EXERCISE DESCRIPTION
Extract from the listing each line in which the word "Thống" appears.

** begin DATASET RECORDS **

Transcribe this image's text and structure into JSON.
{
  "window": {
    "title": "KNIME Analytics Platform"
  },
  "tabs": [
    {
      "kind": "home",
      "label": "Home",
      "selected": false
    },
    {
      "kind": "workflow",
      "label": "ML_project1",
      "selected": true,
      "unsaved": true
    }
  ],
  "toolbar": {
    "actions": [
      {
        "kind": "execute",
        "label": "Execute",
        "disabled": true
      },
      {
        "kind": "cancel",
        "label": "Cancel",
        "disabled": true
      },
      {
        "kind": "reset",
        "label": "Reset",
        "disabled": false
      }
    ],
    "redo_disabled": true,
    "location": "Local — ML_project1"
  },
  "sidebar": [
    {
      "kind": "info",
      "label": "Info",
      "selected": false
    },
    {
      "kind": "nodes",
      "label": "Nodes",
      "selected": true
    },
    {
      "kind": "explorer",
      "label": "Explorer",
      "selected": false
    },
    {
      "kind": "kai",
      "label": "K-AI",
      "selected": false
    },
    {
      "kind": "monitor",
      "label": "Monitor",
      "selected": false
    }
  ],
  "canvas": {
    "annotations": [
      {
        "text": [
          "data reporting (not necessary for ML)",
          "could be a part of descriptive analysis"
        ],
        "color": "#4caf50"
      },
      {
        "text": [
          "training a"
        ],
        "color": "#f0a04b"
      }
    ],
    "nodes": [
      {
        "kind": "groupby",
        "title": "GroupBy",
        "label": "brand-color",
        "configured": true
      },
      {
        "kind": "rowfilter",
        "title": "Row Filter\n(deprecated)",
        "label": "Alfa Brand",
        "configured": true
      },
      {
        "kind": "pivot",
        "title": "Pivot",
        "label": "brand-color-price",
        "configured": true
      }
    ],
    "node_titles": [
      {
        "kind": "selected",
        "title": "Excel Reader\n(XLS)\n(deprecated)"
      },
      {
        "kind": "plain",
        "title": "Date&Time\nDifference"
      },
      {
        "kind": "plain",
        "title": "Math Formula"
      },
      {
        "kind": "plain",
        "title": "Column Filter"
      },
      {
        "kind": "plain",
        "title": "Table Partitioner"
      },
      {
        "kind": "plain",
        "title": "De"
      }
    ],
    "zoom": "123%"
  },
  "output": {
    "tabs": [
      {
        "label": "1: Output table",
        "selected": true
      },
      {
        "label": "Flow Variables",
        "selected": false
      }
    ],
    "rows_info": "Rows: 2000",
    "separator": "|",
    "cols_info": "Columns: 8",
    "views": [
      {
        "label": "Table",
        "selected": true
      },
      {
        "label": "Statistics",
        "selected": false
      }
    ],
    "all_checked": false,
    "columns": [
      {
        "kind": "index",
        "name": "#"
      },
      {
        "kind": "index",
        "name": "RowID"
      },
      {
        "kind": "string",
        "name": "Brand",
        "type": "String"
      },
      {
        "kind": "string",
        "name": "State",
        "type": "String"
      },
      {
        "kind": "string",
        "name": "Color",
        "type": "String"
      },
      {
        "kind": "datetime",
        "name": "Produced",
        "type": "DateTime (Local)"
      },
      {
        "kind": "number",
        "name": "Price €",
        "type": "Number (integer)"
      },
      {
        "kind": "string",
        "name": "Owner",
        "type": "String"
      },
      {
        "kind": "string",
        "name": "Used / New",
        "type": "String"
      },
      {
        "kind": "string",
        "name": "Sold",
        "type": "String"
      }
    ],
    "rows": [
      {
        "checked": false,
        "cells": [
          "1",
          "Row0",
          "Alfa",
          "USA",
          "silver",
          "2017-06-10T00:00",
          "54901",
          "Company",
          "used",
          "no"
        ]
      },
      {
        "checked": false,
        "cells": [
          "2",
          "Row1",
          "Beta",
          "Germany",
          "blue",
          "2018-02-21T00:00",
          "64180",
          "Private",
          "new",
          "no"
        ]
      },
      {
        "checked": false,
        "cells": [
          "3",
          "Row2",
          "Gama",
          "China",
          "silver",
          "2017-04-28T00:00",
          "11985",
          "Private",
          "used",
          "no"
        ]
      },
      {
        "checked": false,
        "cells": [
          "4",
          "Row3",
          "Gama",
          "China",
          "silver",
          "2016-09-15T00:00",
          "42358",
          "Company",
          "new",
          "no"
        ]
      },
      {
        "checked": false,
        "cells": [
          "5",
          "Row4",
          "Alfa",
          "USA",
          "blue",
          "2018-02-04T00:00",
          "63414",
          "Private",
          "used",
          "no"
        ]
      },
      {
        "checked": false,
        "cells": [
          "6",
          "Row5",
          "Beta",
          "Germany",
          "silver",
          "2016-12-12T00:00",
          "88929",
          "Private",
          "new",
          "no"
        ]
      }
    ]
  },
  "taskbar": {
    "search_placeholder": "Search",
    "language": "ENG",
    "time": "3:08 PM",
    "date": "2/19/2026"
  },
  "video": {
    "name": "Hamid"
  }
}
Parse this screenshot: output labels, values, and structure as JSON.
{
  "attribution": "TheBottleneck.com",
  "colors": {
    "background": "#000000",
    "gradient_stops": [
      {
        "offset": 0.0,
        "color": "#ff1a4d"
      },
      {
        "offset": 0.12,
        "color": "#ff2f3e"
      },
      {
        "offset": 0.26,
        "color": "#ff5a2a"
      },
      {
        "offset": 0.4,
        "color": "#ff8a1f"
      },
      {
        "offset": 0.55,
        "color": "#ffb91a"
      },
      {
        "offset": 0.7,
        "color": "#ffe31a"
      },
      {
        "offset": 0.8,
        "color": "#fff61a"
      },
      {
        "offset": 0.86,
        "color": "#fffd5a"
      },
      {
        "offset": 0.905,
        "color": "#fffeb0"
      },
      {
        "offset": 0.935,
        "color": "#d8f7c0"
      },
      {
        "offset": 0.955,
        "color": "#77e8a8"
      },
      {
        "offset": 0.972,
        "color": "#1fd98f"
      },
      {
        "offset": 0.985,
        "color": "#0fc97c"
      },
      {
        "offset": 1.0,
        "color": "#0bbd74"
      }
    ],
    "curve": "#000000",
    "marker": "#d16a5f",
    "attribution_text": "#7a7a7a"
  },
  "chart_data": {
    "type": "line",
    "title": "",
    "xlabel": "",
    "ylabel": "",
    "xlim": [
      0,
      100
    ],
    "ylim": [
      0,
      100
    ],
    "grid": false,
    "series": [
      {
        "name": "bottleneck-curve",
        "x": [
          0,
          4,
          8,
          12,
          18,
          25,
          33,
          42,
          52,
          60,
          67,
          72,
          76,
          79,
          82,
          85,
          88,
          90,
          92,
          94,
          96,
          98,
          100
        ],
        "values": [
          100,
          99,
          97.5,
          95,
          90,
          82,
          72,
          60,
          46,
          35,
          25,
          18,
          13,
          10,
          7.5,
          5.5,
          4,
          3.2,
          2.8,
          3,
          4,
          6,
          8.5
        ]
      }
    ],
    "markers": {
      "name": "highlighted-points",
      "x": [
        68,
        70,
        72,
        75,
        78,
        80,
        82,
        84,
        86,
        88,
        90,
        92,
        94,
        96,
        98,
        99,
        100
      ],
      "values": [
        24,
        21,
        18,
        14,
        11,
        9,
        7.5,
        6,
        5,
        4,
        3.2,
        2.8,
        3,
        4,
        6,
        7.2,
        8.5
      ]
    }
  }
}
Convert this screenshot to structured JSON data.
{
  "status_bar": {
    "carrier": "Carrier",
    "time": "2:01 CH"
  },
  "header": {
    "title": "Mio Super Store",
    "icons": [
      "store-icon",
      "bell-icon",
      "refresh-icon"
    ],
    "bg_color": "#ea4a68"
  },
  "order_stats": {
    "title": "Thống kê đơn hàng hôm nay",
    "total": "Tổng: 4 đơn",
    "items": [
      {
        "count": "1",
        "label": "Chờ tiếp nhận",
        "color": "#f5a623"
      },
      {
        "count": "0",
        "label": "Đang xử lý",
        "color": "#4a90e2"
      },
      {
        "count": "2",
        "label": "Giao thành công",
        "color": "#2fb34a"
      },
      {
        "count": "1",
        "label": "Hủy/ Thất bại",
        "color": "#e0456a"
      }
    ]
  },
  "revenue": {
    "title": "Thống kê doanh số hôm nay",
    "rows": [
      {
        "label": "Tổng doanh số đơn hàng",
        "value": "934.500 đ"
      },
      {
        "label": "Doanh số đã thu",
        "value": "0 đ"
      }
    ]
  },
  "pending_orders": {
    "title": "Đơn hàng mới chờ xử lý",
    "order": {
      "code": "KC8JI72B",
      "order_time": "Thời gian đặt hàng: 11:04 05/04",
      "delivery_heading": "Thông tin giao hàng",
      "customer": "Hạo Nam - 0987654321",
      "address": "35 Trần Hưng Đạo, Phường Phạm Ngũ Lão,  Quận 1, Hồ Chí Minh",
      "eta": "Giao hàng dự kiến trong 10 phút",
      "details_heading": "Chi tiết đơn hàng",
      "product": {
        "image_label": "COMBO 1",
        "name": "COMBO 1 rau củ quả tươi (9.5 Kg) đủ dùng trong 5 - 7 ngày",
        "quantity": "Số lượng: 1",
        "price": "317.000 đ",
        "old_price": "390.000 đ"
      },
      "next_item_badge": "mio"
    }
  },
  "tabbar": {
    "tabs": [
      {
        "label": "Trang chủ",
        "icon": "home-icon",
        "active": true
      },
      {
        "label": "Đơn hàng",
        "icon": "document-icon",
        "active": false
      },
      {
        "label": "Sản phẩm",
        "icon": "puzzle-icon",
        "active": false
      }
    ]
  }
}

** end DATASET RECORDS **

COMPLETED EXERCISE
    "title": "Thống kê đơn hàng hôm nay",
    "title": "Thống kê doanh số hôm nay",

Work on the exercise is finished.